PROBLEM:
Within the material below, find each line bearing the word "담당자를" and present it.

SUPPLIED MATERIAL:

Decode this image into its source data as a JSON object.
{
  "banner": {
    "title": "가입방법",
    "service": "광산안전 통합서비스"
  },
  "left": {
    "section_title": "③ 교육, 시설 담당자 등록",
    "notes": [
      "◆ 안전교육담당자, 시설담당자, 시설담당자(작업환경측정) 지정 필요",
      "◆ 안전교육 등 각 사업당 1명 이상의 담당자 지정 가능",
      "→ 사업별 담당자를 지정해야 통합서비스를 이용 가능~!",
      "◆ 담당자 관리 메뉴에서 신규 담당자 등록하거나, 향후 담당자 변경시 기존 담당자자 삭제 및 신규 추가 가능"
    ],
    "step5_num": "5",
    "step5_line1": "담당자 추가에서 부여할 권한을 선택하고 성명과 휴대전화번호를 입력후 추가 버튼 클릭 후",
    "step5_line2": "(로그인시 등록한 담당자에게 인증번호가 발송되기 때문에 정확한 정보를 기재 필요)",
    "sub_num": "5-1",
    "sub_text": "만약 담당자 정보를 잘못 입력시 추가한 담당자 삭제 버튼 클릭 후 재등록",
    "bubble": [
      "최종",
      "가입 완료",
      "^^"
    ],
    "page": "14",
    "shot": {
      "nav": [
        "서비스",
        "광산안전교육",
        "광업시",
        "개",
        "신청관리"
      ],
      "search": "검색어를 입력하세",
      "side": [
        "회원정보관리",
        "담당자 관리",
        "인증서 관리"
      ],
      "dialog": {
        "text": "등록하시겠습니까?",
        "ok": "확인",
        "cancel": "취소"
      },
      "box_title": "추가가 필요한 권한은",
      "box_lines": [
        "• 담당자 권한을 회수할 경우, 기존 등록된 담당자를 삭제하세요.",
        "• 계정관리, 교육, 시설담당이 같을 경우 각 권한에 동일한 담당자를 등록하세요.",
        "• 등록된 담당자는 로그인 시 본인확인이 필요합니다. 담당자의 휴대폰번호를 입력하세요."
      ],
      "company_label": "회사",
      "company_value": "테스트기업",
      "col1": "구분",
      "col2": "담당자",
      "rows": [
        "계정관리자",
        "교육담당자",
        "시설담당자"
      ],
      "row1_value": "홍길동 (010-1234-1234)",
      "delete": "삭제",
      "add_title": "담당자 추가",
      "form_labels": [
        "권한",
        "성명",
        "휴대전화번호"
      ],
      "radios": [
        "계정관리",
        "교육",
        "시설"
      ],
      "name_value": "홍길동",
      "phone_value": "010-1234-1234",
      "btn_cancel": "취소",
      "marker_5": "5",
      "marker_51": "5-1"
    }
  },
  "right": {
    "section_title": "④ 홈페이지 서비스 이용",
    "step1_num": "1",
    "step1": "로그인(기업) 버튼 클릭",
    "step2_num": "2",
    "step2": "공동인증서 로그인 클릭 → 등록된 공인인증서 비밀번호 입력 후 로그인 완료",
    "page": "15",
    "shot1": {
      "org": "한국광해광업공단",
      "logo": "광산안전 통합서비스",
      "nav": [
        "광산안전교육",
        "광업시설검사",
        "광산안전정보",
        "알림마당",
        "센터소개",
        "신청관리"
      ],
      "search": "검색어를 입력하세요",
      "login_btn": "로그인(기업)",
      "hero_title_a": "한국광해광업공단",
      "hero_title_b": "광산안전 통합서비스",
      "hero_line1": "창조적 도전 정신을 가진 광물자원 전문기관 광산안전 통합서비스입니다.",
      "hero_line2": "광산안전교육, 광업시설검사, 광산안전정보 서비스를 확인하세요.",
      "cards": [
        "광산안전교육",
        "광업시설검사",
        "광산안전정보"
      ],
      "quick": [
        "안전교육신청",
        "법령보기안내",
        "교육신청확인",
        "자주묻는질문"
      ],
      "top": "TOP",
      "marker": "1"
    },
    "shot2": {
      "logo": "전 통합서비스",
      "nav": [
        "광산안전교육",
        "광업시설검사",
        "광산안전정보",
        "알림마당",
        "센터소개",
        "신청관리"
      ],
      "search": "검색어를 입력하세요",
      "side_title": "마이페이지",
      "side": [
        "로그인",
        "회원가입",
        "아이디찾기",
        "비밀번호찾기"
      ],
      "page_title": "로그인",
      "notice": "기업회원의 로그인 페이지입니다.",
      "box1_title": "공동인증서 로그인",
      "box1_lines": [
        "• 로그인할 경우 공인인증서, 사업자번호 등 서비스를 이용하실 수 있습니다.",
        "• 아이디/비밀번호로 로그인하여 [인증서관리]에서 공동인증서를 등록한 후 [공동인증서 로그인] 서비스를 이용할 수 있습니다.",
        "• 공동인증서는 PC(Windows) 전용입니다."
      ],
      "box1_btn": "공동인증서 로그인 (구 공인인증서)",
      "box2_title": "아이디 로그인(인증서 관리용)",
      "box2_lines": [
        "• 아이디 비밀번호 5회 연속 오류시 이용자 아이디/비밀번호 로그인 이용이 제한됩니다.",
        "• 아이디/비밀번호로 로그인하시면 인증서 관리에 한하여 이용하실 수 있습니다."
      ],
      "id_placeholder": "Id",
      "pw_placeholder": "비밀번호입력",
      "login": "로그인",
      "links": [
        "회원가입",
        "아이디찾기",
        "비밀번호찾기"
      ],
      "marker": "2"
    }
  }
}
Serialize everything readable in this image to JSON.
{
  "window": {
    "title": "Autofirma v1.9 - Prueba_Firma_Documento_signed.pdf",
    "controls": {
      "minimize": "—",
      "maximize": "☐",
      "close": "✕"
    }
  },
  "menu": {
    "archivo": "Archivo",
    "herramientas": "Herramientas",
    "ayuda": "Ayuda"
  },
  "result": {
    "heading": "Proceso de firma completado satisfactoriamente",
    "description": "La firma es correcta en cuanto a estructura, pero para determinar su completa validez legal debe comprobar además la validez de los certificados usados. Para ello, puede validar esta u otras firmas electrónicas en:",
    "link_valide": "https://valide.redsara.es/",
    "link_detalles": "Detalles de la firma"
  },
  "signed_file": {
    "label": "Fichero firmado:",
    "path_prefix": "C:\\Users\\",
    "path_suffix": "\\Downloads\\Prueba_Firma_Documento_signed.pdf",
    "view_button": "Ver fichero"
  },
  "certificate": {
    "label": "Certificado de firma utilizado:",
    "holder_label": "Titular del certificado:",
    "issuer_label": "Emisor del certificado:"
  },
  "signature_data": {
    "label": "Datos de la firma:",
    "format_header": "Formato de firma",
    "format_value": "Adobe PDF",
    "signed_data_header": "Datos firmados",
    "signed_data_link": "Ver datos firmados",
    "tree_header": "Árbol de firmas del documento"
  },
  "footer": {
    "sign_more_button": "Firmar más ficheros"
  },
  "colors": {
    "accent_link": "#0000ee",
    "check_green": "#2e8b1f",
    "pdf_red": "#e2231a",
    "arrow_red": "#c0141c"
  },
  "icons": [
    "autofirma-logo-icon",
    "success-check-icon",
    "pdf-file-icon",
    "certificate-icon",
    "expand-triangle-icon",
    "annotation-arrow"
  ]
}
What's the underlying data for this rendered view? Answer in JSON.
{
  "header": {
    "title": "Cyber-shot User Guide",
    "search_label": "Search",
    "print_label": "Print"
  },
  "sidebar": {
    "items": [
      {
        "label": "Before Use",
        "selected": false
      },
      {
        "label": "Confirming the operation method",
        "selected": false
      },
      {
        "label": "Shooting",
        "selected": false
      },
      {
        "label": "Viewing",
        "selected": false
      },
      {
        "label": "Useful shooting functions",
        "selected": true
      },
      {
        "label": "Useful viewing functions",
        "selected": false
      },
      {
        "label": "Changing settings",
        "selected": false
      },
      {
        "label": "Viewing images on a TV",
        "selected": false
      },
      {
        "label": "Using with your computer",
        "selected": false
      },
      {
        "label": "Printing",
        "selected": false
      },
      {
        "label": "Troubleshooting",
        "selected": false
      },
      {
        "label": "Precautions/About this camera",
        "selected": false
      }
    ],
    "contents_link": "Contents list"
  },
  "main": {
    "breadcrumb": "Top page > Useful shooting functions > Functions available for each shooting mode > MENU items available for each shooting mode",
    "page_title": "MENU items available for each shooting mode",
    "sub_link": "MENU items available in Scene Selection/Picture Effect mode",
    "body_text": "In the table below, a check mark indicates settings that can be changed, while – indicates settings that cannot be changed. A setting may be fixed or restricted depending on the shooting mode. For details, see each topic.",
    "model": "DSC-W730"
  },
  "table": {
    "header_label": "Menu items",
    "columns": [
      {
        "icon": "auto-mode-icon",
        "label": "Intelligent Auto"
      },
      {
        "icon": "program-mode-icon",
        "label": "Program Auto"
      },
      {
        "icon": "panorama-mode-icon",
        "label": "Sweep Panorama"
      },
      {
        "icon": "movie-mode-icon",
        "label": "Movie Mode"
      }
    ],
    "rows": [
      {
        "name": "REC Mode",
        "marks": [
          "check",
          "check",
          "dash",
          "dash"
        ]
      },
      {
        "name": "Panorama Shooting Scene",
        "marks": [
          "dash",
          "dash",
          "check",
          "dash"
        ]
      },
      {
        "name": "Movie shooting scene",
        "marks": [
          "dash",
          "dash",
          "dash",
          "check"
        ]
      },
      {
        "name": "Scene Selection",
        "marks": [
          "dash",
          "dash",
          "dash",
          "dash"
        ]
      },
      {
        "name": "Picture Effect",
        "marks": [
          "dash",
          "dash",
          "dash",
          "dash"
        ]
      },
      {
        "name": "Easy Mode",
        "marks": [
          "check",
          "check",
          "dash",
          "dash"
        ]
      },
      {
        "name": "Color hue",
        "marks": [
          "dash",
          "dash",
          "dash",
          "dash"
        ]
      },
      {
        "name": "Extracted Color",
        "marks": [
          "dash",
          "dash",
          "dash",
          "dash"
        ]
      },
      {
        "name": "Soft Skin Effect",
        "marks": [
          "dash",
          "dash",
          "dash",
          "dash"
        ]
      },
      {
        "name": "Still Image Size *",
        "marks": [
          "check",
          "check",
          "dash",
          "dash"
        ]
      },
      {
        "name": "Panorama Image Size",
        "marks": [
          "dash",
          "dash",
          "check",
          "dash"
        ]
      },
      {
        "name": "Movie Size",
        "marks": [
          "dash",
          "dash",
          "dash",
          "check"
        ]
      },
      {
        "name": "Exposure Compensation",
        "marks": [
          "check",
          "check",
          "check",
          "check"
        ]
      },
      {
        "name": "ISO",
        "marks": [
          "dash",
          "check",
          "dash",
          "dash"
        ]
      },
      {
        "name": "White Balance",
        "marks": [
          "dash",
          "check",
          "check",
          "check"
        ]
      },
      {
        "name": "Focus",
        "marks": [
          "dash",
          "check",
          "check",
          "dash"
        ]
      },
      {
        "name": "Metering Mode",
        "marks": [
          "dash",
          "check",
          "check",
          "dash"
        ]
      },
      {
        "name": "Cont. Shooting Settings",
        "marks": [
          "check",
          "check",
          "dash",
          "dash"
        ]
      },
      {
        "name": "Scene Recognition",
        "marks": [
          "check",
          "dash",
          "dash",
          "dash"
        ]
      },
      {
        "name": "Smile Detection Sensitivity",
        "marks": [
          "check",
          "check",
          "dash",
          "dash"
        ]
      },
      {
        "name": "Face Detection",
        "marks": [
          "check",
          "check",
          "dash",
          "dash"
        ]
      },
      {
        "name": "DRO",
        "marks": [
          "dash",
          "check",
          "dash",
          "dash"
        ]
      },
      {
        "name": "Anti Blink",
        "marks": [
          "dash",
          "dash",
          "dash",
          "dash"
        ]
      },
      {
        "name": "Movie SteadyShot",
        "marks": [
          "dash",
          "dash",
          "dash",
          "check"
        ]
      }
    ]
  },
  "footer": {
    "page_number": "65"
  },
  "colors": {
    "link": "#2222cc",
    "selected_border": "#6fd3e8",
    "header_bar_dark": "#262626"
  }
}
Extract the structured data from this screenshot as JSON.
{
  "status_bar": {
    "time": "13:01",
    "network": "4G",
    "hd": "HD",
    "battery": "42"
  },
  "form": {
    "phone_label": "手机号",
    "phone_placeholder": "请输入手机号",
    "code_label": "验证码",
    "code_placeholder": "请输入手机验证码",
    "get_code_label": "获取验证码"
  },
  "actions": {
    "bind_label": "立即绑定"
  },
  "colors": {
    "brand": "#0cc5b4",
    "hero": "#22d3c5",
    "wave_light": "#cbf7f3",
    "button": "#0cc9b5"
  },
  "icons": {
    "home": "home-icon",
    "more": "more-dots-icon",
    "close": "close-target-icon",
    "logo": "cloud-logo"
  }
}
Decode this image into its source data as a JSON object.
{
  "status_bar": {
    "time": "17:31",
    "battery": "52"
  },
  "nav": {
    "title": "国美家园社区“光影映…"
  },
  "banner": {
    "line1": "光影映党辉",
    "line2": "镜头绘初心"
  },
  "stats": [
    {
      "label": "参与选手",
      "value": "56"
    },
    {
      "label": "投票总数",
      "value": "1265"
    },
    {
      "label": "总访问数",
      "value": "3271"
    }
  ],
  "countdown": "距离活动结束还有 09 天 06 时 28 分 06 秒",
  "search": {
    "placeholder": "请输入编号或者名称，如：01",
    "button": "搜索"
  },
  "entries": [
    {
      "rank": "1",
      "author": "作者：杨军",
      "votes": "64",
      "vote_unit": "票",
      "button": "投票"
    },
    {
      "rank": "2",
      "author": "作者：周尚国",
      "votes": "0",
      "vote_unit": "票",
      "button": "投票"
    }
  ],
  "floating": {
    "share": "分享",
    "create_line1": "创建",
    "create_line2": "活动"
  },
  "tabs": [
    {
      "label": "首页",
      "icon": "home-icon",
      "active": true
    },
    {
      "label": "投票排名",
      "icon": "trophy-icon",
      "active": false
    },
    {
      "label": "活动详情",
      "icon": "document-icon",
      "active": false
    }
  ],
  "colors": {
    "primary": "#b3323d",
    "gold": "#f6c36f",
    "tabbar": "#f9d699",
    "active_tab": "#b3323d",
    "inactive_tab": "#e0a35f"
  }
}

RIGHT ANSWER:
      "→ 사업별 담당자를 지정해야 통합서비스를 이용 가능~!",
        "• 담당자 권한을 회수할 경우, 기존 등록된 담당자를 삭제하세요.",
        "• 계정관리, 교육, 시설담당이 같을 경우 각 권한에 동일한 담당자를 등록하세요.",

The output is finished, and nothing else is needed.